Please quote the material exactly, every line of it.

─── Record set

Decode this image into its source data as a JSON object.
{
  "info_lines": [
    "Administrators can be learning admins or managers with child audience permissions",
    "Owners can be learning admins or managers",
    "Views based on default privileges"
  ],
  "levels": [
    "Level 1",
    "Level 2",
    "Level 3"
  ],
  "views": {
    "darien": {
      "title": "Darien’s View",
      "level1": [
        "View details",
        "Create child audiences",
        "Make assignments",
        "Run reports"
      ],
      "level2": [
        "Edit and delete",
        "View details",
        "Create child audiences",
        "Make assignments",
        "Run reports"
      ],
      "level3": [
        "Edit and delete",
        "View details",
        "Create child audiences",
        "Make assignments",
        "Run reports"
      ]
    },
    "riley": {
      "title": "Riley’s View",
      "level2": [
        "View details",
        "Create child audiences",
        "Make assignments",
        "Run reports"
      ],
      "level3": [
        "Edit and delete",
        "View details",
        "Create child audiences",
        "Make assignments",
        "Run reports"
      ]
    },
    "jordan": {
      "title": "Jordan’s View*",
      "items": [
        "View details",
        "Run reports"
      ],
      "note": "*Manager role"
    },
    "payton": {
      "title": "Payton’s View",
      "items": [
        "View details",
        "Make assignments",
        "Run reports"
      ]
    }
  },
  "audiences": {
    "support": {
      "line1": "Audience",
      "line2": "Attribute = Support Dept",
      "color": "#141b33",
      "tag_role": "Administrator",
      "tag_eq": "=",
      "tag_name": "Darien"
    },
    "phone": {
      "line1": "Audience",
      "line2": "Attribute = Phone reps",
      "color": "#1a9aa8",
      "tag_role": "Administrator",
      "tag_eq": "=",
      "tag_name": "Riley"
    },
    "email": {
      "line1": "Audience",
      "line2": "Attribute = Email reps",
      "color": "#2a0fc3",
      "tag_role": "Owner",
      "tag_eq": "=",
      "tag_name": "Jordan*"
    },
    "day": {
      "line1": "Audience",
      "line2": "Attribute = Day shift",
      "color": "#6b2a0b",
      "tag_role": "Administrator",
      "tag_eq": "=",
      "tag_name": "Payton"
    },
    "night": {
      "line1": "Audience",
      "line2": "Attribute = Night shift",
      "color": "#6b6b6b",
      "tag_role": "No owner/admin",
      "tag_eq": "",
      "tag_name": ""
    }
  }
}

──────

■ Task response:
Decode this image into its source data as a JSON object.
{
  "info_lines": [
    "Administrators can be learning admins or managers with child audience permissions",
    "Owners can be learning admins or managers",
    "Views based on default privileges"
  ],
  "levels": [
    "Level 1",
    "Level 2",
    "Level 3"
  ],
  "views": {
    "darien": {
      "title": "Darien’s View",
      "level1": [
        "View details",
        "Create child audiences",
        "Make assignments",
        "Run reports"
      ],
      "level2": [
        "Edit and delete",
        "View details",
        "Create child audiences",
        "Make assignments",
        "Run reports"
      ],
      "level3": [
        "Edit and delete",
        "View details",
        "Create child audiences",
        "Make assignments",
        "Run reports"
      ]
    },
    "riley": {
      "title": "Riley’s View",
      "level2": [
        "View details",
        "Create child audiences",
        "Make assignments",
        "Run reports"
      ],
      "level3": [
        "Edit and delete",
        "View details",
        "Create child audiences",
        "Make assignments",
        "Run reports"
      ]
    },
    "jordan": {
      "title": "Jordan’s View*",
      "items": [
        "View details",
        "Run reports"
      ],
      "note": "*Manager role"
    },
    "payton": {
      "title": "Payton’s View",
      "items": [
        "View details",
        "Make assignments",
        "Run reports"
      ]
    }
  },
  "audiences": {
    "support": {
      "line1": "Audience",
      "line2": "Attribute = Support Dept",
      "color": "#141b33",
      "tag_role": "Administrator",
      "tag_eq": "=",
      "tag_name": "Darien"
    },
    "phone": {
      "line1": "Audience",
      "line2": "Attribute = Phone reps",
      "color": "#1a9aa8",
      "tag_role": "Administrator",
      "tag_eq": "=",
      "tag_name": "Riley"
    },
    "email": {
      "line1": "Audience",
      "line2": "Attribute = Email reps",
      "color": "#2a0fc3",
      "tag_role": "Owner",
      "tag_eq": "=",
      "tag_name": "Jordan*"
    },
    "day": {
      "line1": "Audience",
      "line2": "Attribute = Day shift",
      "color": "#6b2a0b",
      "tag_role": "Administrator",
      "tag_eq": "=",
      "tag_name": "Payton"
    },
    "night": {
      "line1": "Audience",
      "line2": "Attribute = Night shift",
      "color": "#6b6b6b",
      "tag_role": "No owner/admin",
      "tag_eq": "",
      "tag_name": ""
    }
  }
}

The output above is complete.